* [Written task A] Gather every line of the entries below that contains the string "bounding", copying each one in full.

* [Document excerpt]
* begin *

Critical Evaluation
In the late 1940’s, Wallace Stegner, professor of creative writing at Stanford University, arranged for the university’s library to acquire the papers of American writer and illustrator Mary Hallock Foote. Foote lived from 1847 until 1938, roughly the period during which Susan Burling Ward lived, and, like Susan, married a self-educated mining engineer. Using the Foote papers as his base, Stegner wrote the Pulitzer Prize-winning novel Angle of Repose.
The novel, although detailed and based on much fact, is essentially a fiction. Stegner, as a creative artist, felt free to distort history to his own artistic ends. The book is realistic and, because it is based on history, can be labeled historical realism.
Recognized as a preeminent writer about the West, Stegner is sometimes compared to William Faulkner, because both use locale to express universal truths that extend far beyond their compressed geographies: Stegner, the West; Faulkner, the South and his fictional Yoknapatawpha County. Stegner, however, ranges farther geographically than Faulkner usually did; the story in Angle of Repose centrally involves three parts of California, as well as Colorado, Idaho, and Mexico.
Angle of Repose is, to a large extent, a study in contrasts between East and West. One major distinction between the two is that of scale, as Stegner demonstrates in the scene in which Susan, on an outing along the Hudson River with Oliver, falls in love with him. Susan leans over a precipice to see a waterfall; Stegner notes that at about the same time, John Muir is doing the same thing to look at Yosemite Falls in California. He comments that Muir has much farther to look and that the rush of water is much greater than what Susan is looking at.

* end *

* [Written task B] Resume the passage about Stegner's novel Angle of Repose above, writing on from its last sentence.

* [Materials provided]
* begin *

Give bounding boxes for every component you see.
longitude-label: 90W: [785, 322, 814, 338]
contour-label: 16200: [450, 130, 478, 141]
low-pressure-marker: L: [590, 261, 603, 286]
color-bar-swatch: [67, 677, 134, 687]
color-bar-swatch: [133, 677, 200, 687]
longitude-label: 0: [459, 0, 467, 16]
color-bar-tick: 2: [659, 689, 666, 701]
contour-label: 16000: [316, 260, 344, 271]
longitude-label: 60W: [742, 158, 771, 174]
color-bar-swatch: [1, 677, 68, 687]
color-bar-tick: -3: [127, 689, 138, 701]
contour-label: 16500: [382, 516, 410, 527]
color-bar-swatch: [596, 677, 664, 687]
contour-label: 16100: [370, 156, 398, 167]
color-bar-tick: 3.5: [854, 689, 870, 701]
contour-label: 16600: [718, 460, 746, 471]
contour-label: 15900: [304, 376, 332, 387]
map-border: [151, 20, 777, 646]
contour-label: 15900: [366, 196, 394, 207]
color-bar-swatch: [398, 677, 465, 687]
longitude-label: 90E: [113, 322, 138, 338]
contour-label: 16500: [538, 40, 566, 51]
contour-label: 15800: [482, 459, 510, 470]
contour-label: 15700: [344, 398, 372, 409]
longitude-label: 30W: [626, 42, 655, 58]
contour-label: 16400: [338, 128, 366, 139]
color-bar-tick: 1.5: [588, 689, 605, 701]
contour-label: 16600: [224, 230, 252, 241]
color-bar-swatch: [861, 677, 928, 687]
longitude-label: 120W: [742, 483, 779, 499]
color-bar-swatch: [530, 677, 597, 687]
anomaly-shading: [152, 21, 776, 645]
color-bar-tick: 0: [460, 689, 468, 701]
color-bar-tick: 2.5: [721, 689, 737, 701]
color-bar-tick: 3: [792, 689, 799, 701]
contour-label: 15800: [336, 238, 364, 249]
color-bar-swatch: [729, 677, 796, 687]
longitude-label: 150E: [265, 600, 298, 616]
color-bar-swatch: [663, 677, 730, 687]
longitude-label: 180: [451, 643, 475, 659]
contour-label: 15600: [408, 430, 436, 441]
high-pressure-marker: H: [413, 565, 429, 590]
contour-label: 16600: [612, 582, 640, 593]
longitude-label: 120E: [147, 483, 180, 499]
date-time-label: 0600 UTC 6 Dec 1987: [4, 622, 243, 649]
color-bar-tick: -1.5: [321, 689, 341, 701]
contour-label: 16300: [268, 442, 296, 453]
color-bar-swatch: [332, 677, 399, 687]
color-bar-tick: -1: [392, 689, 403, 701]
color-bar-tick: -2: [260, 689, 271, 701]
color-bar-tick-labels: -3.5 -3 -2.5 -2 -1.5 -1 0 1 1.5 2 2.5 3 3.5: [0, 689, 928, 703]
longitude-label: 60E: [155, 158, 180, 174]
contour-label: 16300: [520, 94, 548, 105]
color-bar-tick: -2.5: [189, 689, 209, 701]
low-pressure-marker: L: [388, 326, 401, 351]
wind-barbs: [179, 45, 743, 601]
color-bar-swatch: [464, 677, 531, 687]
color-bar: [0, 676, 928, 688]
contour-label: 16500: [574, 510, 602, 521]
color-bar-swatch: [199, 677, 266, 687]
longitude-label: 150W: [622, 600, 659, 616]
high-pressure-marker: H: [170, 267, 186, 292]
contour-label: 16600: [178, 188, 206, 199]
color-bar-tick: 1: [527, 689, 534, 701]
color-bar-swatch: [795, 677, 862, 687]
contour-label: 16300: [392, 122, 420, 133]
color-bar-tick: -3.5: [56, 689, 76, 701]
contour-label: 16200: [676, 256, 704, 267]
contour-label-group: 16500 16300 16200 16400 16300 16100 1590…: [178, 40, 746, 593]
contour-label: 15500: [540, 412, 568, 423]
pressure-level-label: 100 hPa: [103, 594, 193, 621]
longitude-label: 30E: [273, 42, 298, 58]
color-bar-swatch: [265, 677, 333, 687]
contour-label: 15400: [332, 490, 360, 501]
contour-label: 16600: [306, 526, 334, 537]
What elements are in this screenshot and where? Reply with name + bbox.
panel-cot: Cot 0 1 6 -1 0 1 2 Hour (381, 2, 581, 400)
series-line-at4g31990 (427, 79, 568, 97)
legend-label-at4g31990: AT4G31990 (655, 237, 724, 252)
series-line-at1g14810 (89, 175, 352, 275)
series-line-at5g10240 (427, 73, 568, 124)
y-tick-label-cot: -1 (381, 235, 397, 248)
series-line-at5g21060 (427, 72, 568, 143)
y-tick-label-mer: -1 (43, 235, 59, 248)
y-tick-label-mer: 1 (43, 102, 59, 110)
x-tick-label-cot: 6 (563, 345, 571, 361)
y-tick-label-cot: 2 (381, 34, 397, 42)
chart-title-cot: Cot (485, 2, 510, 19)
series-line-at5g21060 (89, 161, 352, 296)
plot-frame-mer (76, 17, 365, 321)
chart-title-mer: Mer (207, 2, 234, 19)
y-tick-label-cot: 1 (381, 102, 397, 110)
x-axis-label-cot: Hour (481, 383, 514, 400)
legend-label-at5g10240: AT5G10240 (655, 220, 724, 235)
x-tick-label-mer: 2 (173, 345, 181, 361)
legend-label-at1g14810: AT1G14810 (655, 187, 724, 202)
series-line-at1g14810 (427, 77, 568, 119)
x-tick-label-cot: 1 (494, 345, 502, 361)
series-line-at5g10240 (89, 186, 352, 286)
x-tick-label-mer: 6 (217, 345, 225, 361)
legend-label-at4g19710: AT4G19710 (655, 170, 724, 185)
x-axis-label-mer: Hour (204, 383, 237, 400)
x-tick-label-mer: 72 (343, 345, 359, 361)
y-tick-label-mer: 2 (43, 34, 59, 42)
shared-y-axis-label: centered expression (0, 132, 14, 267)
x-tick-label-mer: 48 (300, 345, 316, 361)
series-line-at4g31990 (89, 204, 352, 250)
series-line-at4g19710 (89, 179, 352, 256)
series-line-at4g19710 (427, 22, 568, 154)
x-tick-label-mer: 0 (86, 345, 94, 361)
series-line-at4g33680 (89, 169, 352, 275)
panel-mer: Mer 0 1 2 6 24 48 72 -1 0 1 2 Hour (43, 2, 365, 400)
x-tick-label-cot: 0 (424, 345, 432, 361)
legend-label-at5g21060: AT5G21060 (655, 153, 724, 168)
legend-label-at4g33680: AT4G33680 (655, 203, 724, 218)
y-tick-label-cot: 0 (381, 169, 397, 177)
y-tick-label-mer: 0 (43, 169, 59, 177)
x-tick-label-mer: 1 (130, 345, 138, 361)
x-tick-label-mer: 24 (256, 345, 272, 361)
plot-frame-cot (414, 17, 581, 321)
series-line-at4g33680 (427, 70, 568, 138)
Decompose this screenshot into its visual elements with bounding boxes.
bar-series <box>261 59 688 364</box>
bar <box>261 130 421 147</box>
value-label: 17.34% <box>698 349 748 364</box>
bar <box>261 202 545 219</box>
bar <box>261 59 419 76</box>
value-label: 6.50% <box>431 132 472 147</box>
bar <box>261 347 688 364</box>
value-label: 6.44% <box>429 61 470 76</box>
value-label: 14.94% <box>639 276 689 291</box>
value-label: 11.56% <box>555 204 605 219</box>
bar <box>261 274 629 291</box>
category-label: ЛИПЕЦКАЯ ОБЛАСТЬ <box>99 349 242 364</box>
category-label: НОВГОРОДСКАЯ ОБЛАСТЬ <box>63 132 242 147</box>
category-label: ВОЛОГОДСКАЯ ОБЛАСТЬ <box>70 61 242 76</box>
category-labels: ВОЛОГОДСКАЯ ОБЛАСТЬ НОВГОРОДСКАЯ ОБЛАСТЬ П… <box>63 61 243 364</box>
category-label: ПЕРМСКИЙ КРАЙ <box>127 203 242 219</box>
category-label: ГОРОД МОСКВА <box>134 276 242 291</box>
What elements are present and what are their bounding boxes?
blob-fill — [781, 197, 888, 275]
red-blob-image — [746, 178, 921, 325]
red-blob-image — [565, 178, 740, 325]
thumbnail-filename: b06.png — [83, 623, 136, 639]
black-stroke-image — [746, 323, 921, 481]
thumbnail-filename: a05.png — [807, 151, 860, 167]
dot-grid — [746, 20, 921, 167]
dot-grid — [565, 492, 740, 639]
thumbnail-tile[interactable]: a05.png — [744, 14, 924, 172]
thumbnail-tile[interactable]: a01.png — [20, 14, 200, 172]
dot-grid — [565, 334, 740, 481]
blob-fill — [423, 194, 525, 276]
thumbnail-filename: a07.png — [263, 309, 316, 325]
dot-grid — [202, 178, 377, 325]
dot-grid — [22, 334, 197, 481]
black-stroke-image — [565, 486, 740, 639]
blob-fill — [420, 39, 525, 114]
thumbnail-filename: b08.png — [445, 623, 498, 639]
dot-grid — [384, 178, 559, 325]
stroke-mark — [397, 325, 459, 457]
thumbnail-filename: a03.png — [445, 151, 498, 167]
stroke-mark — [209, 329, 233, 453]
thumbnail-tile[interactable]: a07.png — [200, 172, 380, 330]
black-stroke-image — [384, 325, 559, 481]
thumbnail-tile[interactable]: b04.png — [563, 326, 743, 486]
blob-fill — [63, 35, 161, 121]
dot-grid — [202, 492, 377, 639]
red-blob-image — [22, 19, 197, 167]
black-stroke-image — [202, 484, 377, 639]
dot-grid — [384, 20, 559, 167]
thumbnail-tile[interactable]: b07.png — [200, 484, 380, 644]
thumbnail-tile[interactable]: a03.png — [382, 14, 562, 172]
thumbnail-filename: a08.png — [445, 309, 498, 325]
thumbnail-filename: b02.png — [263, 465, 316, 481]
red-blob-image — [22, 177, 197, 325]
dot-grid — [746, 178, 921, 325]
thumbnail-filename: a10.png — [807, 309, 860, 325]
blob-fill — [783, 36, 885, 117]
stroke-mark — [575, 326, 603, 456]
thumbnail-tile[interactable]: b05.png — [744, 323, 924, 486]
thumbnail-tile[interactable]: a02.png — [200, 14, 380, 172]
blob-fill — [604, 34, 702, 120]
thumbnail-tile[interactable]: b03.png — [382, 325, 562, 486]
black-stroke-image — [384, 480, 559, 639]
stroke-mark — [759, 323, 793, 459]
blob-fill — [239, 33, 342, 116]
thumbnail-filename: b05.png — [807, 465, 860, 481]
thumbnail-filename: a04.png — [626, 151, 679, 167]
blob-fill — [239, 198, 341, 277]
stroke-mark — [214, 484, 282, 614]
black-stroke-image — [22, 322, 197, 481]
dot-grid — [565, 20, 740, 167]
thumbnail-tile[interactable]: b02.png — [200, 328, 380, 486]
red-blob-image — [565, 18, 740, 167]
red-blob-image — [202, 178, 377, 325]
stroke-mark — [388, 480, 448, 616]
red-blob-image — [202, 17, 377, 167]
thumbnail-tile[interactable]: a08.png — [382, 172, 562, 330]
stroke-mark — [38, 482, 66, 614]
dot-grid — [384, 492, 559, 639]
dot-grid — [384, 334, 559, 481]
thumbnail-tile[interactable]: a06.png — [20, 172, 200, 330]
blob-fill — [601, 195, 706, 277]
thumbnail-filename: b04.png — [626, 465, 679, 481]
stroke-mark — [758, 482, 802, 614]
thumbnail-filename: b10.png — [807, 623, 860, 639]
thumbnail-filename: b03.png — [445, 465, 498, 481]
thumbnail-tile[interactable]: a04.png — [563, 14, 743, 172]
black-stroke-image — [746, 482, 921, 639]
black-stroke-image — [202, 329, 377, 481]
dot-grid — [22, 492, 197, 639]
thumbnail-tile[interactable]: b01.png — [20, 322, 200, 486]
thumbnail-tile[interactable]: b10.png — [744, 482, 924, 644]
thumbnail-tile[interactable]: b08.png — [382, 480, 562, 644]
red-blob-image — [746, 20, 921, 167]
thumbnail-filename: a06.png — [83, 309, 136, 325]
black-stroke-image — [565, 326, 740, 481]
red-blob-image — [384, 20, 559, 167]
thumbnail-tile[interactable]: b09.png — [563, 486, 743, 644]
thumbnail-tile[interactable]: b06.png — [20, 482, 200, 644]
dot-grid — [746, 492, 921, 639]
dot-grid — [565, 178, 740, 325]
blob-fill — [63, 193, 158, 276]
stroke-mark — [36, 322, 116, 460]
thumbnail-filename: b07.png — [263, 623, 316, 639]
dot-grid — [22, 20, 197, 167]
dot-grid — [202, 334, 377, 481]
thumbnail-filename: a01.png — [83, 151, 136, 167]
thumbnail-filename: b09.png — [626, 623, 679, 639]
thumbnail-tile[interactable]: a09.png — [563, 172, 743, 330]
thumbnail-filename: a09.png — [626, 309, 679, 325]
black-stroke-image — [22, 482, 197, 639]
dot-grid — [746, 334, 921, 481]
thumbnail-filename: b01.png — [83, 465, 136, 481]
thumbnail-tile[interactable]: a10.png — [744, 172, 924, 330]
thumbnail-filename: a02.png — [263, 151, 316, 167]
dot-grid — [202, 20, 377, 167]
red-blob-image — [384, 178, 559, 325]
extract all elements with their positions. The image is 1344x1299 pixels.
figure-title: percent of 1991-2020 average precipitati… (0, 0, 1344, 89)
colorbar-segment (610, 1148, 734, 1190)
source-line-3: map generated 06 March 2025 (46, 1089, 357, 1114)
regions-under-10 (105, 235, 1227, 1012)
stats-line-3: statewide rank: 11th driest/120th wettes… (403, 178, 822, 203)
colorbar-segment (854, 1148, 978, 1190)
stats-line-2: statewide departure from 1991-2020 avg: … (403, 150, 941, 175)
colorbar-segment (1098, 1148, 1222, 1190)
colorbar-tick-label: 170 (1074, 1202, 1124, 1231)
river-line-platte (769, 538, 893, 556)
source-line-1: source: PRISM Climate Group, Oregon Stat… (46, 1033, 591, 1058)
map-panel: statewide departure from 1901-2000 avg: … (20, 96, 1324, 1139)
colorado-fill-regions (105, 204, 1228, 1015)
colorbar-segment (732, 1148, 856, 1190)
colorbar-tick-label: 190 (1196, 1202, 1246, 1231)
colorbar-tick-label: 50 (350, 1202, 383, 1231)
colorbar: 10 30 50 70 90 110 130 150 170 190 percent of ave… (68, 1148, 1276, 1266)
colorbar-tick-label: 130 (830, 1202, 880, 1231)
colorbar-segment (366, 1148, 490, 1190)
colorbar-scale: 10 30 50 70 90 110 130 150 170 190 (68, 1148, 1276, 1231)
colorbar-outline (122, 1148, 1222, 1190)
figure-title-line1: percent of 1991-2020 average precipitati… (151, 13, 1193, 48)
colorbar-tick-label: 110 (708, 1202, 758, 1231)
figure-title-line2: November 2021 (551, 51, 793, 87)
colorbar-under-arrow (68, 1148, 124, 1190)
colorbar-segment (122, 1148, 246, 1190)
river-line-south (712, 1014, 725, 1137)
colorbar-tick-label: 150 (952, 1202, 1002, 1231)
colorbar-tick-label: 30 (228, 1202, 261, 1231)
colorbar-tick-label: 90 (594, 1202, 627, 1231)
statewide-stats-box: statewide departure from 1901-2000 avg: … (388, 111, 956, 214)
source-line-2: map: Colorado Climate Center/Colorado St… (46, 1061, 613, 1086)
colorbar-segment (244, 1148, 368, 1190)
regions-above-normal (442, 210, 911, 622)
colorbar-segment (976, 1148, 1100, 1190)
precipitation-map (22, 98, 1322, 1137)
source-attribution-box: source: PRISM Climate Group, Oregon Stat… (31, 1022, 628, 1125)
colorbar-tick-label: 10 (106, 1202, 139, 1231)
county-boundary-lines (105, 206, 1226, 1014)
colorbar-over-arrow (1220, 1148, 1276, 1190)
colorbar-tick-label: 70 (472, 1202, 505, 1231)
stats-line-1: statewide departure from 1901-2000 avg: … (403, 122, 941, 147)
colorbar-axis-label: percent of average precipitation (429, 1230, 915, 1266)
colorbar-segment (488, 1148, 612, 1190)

* end *

* [Written reply A]
Give bounding boxes for every component you see.
Decompose this screenshot into its visual elements with bounding boxes.
What elements are present and what are their bounding boxes?

* [Written reply B]
In building this contrast, Stegner sets up the sort of dichotomy that, throughout the novel, defines Susan, an Easterner who, despite living for seventy years in the West, can never be a Westerner. Perhaps the vastness of scale intimidates her, forces her retreat into herself, into her world of words and drawings.
The most salient East-West distinction Stegner makes, however, is that the West lacks the sense of community and tradition the East has. There is, in the West, a sense always of moving on, of impermanence.
Susan is the more distinguished of Lyman’s grandparents. Oliver, however, emerges as the admirable character. He lacks Susan’s imagination and abilities, although he has his own abilities firmly grounded in the world that he inhabits. The differences between the two probably are what first attracted them to each other, Stegner implies, but these differences also eventually drive them into their own separate worlds. Stegner uses the geological term “angle of repose,” the slope at which rocks cease to roll, as a metaphoric description of their relationship. Their angle of repose, however, is merely an unhappy accommodation.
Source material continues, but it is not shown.